-- Start of Raw data --
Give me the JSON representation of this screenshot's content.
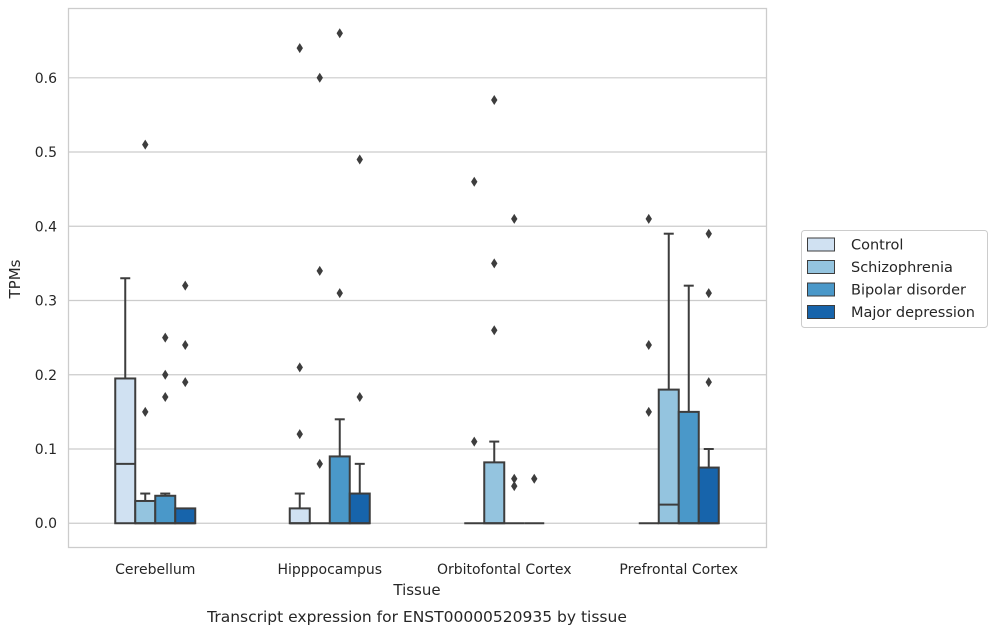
{
  "chart_data": {
    "type": "boxplot",
    "title": "",
    "caption": "Transcript expression for ENST00000520935 by tissue",
    "xlabel": "Tissue",
    "ylabel": "TPMs",
    "ylim": [
      -0.032,
      0.694
    ],
    "yticks": [
      "0.0",
      "0.1",
      "0.2",
      "0.3",
      "0.4",
      "0.5",
      "0.6"
    ],
    "grid": "horizontal",
    "legend_position": "right",
    "categories": [
      "Cerebellum",
      "Hipppocampus",
      "Orbitofontal Cortex",
      "Prefrontal Cortex"
    ],
    "series": [
      {
        "name": "Control",
        "color": "#d0e1f2",
        "boxes": [
          {
            "q1": 0.0,
            "median": 0.08,
            "q3": 0.195,
            "whisker_low": 0.0,
            "whisker_high": 0.33,
            "outliers": []
          },
          {
            "q1": 0.0,
            "median": 0.0,
            "q3": 0.02,
            "whisker_low": 0.0,
            "whisker_high": 0.04,
            "outliers": [
              0.12,
              0.21,
              0.64
            ]
          },
          {
            "q1": 0.0,
            "median": 0.0,
            "q3": 0.0,
            "whisker_low": 0.0,
            "whisker_high": 0.0,
            "outliers": [
              0.11,
              0.46
            ]
          },
          {
            "q1": 0.0,
            "median": 0.0,
            "q3": 0.0,
            "whisker_low": 0.0,
            "whisker_high": 0.0,
            "outliers": [
              0.15,
              0.24,
              0.41
            ]
          }
        ]
      },
      {
        "name": "Schizophrenia",
        "color": "#94c4df",
        "boxes": [
          {
            "q1": 0.0,
            "median": 0.0,
            "q3": 0.03,
            "whisker_low": 0.0,
            "whisker_high": 0.04,
            "outliers": [
              0.15,
              0.51
            ]
          },
          {
            "q1": 0.0,
            "median": 0.0,
            "q3": 0.0,
            "whisker_low": 0.0,
            "whisker_high": 0.0,
            "outliers": [
              0.08,
              0.34,
              0.6
            ]
          },
          {
            "q1": 0.0,
            "median": 0.0,
            "q3": 0.082,
            "whisker_low": 0.0,
            "whisker_high": 0.11,
            "outliers": [
              0.26,
              0.35,
              0.57
            ]
          },
          {
            "q1": 0.0,
            "median": 0.025,
            "q3": 0.18,
            "whisker_low": 0.0,
            "whisker_high": 0.39,
            "outliers": []
          }
        ]
      },
      {
        "name": "Bipolar disorder",
        "color": "#4a98c9",
        "boxes": [
          {
            "q1": 0.0,
            "median": 0.0,
            "q3": 0.037,
            "whisker_low": 0.0,
            "whisker_high": 0.04,
            "outliers": [
              0.17,
              0.2,
              0.25
            ]
          },
          {
            "q1": 0.0,
            "median": 0.0,
            "q3": 0.09,
            "whisker_low": 0.0,
            "whisker_high": 0.14,
            "outliers": [
              0.31,
              0.66
            ]
          },
          {
            "q1": 0.0,
            "median": 0.0,
            "q3": 0.0,
            "whisker_low": 0.0,
            "whisker_high": 0.0,
            "outliers": [
              0.05,
              0.06,
              0.41
            ]
          },
          {
            "q1": 0.0,
            "median": 0.0,
            "q3": 0.15,
            "whisker_low": 0.0,
            "whisker_high": 0.32,
            "outliers": []
          }
        ]
      },
      {
        "name": "Major depression",
        "color": "#1764ab",
        "boxes": [
          {
            "q1": 0.0,
            "median": 0.0,
            "q3": 0.02,
            "whisker_low": 0.0,
            "whisker_high": 0.02,
            "outliers": [
              0.19,
              0.24,
              0.32
            ]
          },
          {
            "q1": 0.0,
            "median": 0.0,
            "q3": 0.04,
            "whisker_low": 0.0,
            "whisker_high": 0.08,
            "outliers": [
              0.17,
              0.49
            ]
          },
          {
            "q1": 0.0,
            "median": 0.0,
            "q3": 0.0,
            "whisker_low": 0.0,
            "whisker_high": 0.0,
            "outliers": [
              0.06
            ]
          },
          {
            "q1": 0.0,
            "median": 0.0,
            "q3": 0.075,
            "whisker_low": 0.0,
            "whisker_high": 0.1,
            "outliers": [
              0.19,
              0.31,
              0.39
            ]
          }
        ]
      }
    ]
  }
}
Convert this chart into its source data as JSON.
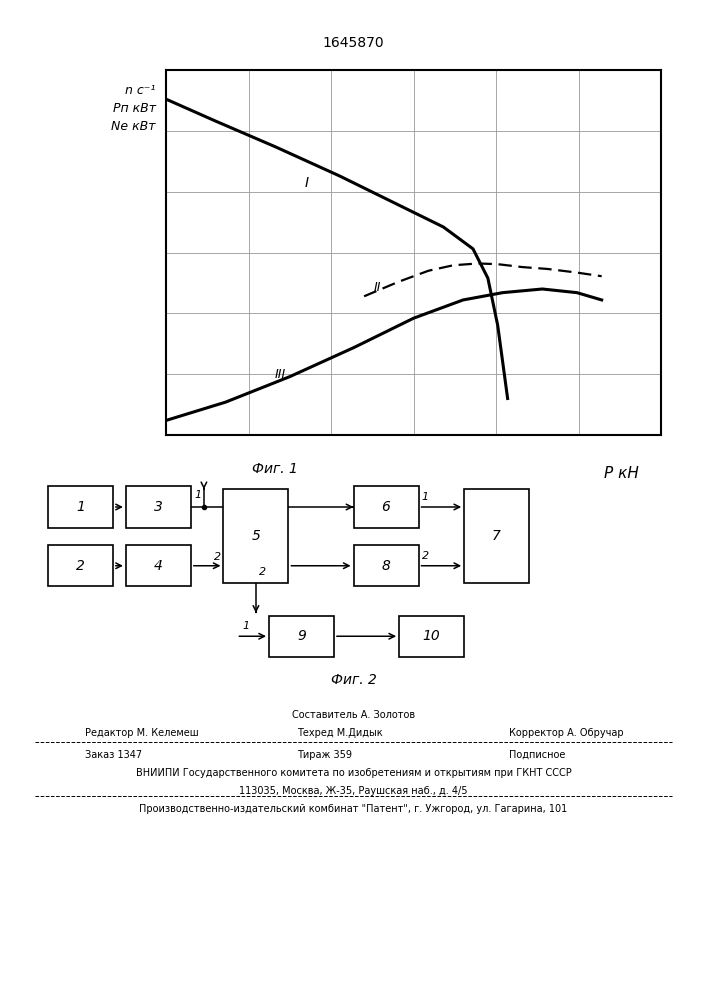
{
  "title": "1645870",
  "bg_color": "#ffffff",
  "curve1_x": [
    0.0,
    0.1,
    0.22,
    0.35,
    0.47,
    0.56,
    0.62,
    0.65,
    0.67,
    0.69
  ],
  "curve1_y": [
    0.92,
    0.86,
    0.79,
    0.71,
    0.63,
    0.57,
    0.51,
    0.43,
    0.3,
    0.1
  ],
  "curve2_x": [
    0.4,
    0.47,
    0.53,
    0.58,
    0.63,
    0.67,
    0.72,
    0.77,
    0.83,
    0.88
  ],
  "curve2_y": [
    0.38,
    0.42,
    0.45,
    0.465,
    0.47,
    0.468,
    0.46,
    0.455,
    0.445,
    0.435
  ],
  "curve3_x": [
    0.0,
    0.12,
    0.25,
    0.38,
    0.5,
    0.6,
    0.68,
    0.76,
    0.83,
    0.88
  ],
  "curve3_y": [
    0.04,
    0.09,
    0.16,
    0.24,
    0.32,
    0.37,
    0.39,
    0.4,
    0.39,
    0.37
  ],
  "fig1_label": "Фиг. 1",
  "fig2_label": "Фиг. 2",
  "xlabel": "PкН",
  "ylabel1": "n с⁻¹",
  "ylabel2": "Pп кВт",
  "ylabel3": "Nе кВт",
  "footer_composer": "Составитель А. Золотов",
  "footer_editor": "Редактор М. Келемеш",
  "footer_techred": "Техред М.Дидык",
  "footer_corrector": "Корректор А. Обручар",
  "footer_order": "Заказ 1347",
  "footer_tirazh": "Тираж 359",
  "footer_podp": "Подписное",
  "footer_vniipи": "ВНИИПИ Государственного комитета по изобретениям и открытиям при ГКНТ СССР",
  "footer_addr": "113035, Москва, Ж-35, Раушская наб., д. 4/5",
  "footer_patent": "Производственно-издательский комбинат \"Патент\", г. Ужгород, ул. Гагарина, 101"
}
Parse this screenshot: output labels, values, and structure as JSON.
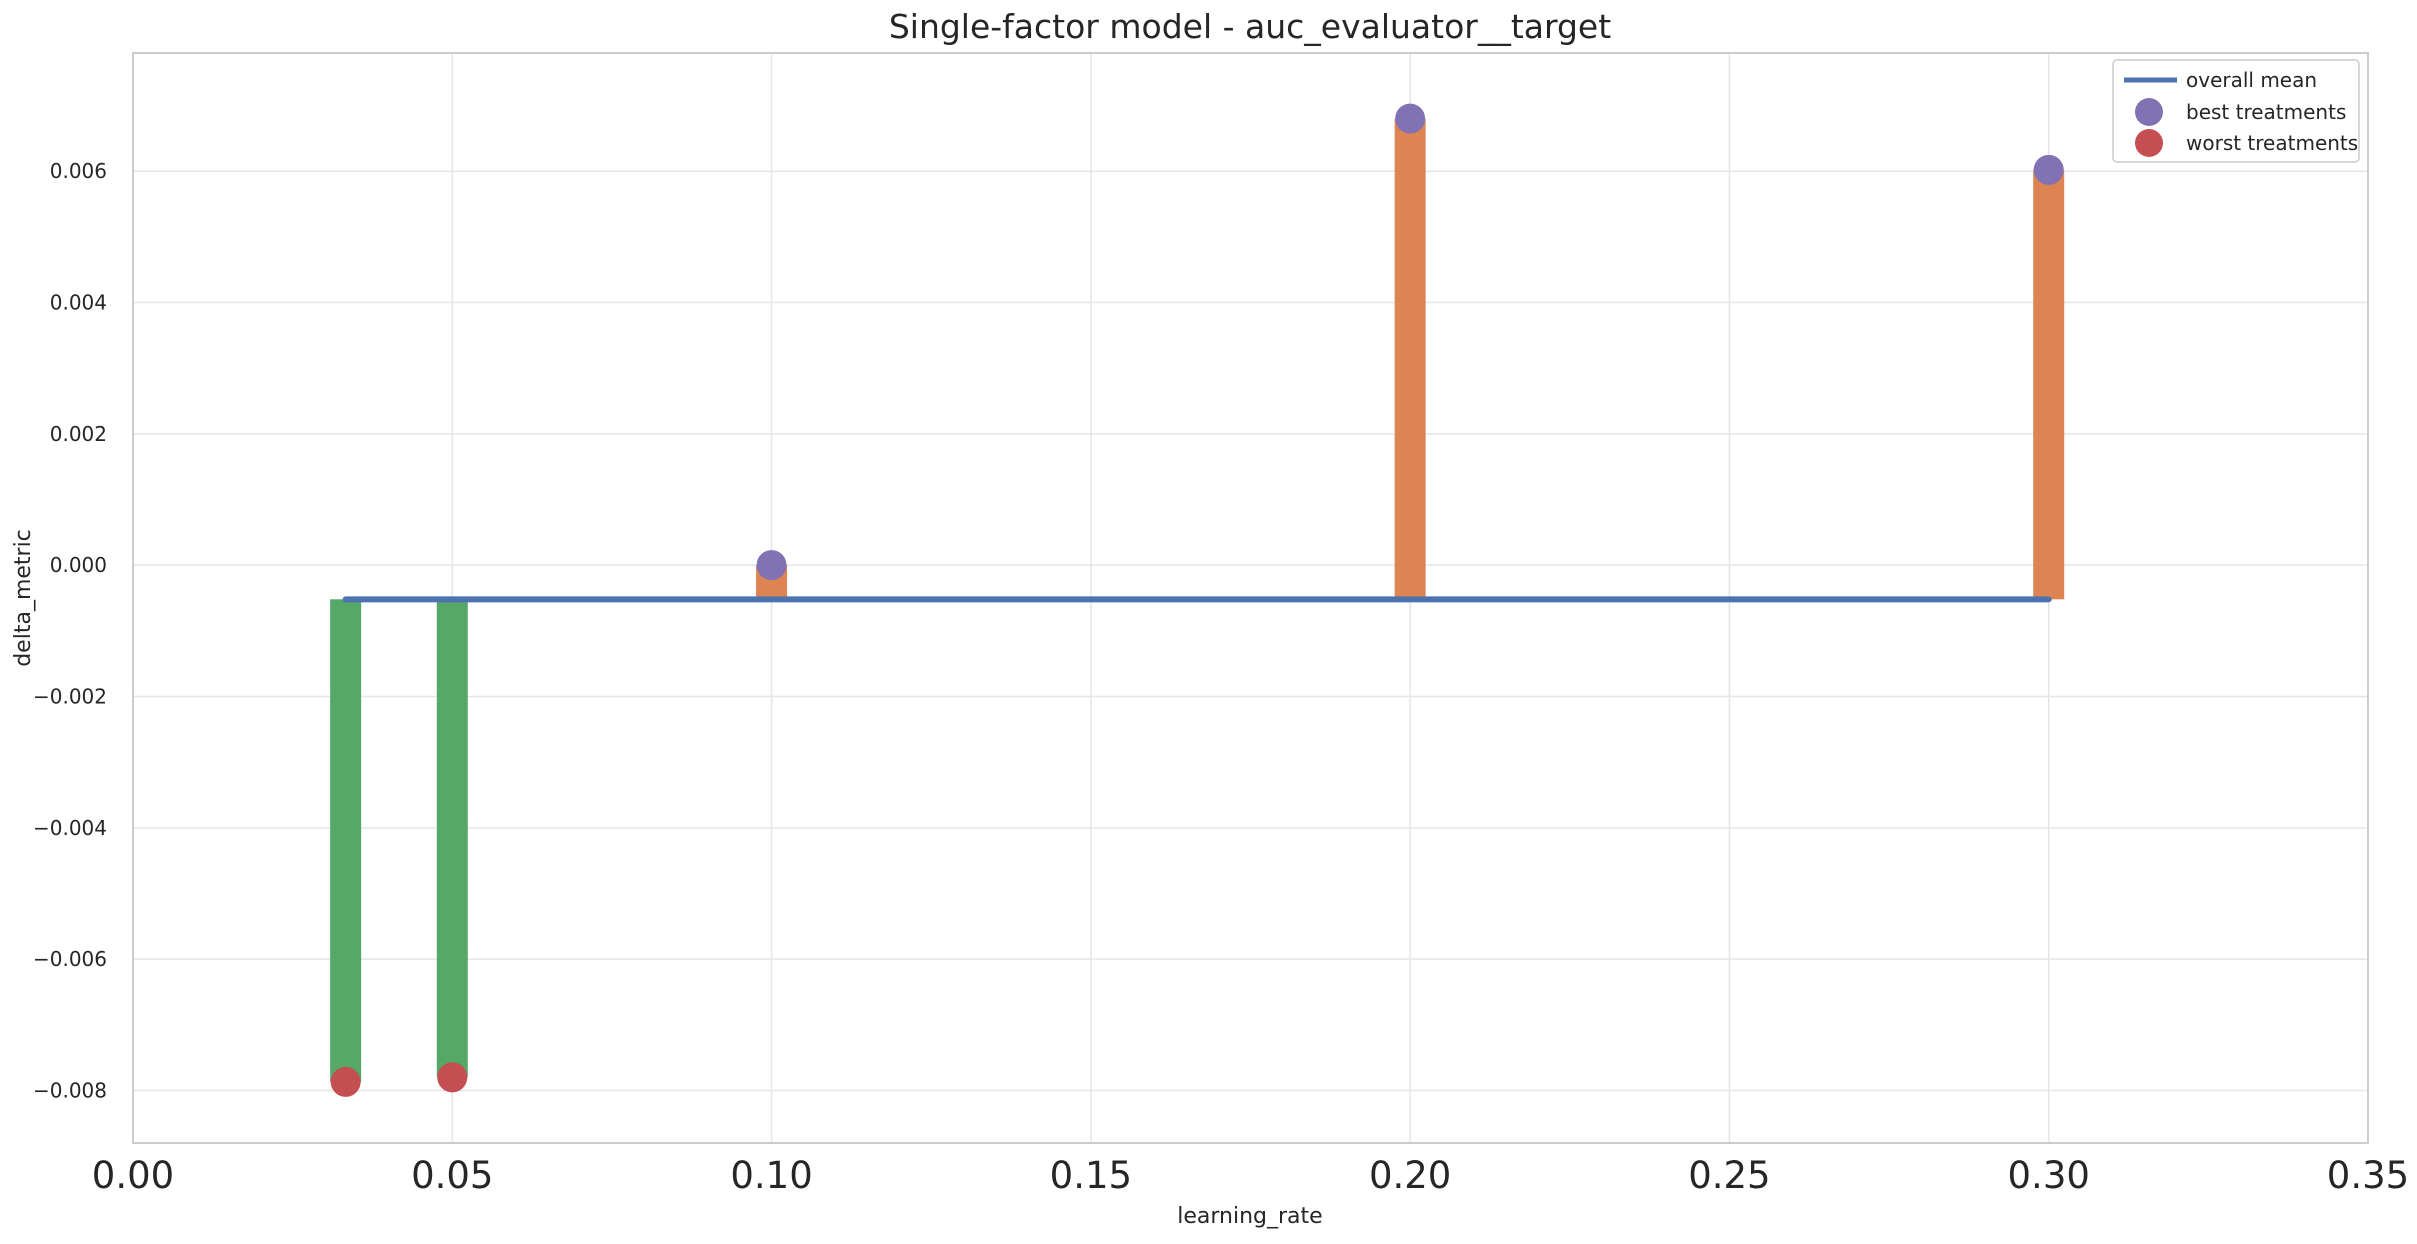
{
  "chart_data": {
    "type": "bar",
    "title": "Single-factor model - auc_evaluator__target",
    "xlabel": "learning_rate",
    "ylabel": "delta_metric",
    "xlim": [
      0.0,
      0.35
    ],
    "ylim": [
      -0.0088,
      0.0078
    ],
    "xticks": [
      0.0,
      0.05,
      0.1,
      0.15,
      0.2,
      0.25,
      0.3,
      0.35
    ],
    "xtick_labels": [
      "0.00",
      "0.05",
      "0.10",
      "0.15",
      "0.20",
      "0.25",
      "0.30",
      "0.35"
    ],
    "yticks": [
      -0.008,
      -0.006,
      -0.004,
      -0.002,
      0.0,
      0.002,
      0.004,
      0.006
    ],
    "ytick_labels": [
      "−0.008",
      "−0.006",
      "−0.004",
      "−0.002",
      "0.000",
      "0.002",
      "0.004",
      "0.006"
    ],
    "grid": true,
    "legend_position": "top-right",
    "overall_mean": -0.00052,
    "overall_mean_x_range": [
      0.0333,
      0.3
    ],
    "bars": [
      {
        "x": 0.0333,
        "value": -0.00787
      },
      {
        "x": 0.05,
        "value": -0.0078
      },
      {
        "x": 0.1,
        "value": 0.0
      },
      {
        "x": 0.2,
        "value": 0.0068
      },
      {
        "x": 0.3,
        "value": 0.00602
      }
    ],
    "series": [
      {
        "name": "overall mean",
        "kind": "line",
        "color": "#4c72b0"
      },
      {
        "name": "best treatments",
        "kind": "scatter",
        "color": "#8172b3",
        "points": [
          [
            0.1,
            0.0
          ],
          [
            0.2,
            0.0068
          ],
          [
            0.3,
            0.00602
          ]
        ]
      },
      {
        "name": "worst treatments",
        "kind": "scatter",
        "color": "#c44e52",
        "points": [
          [
            0.0333,
            -0.00787
          ],
          [
            0.05,
            -0.0078
          ]
        ]
      }
    ],
    "colors": {
      "above_mean_bar": "#dd8452",
      "below_mean_bar": "#55a868",
      "mean_line": "#4c72b0",
      "best": "#8172b3",
      "worst": "#c44e52",
      "grid": "#e5e5e5",
      "frame": "#cccccc"
    }
  }
}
-- End of Raw data --
> [Aim of the task]: Keep only those lines of the records that hold "grid", and return them.

> [Task result]:
    "grid": "horizontal",
    "grid": true,
      "grid": "#e5e5e5",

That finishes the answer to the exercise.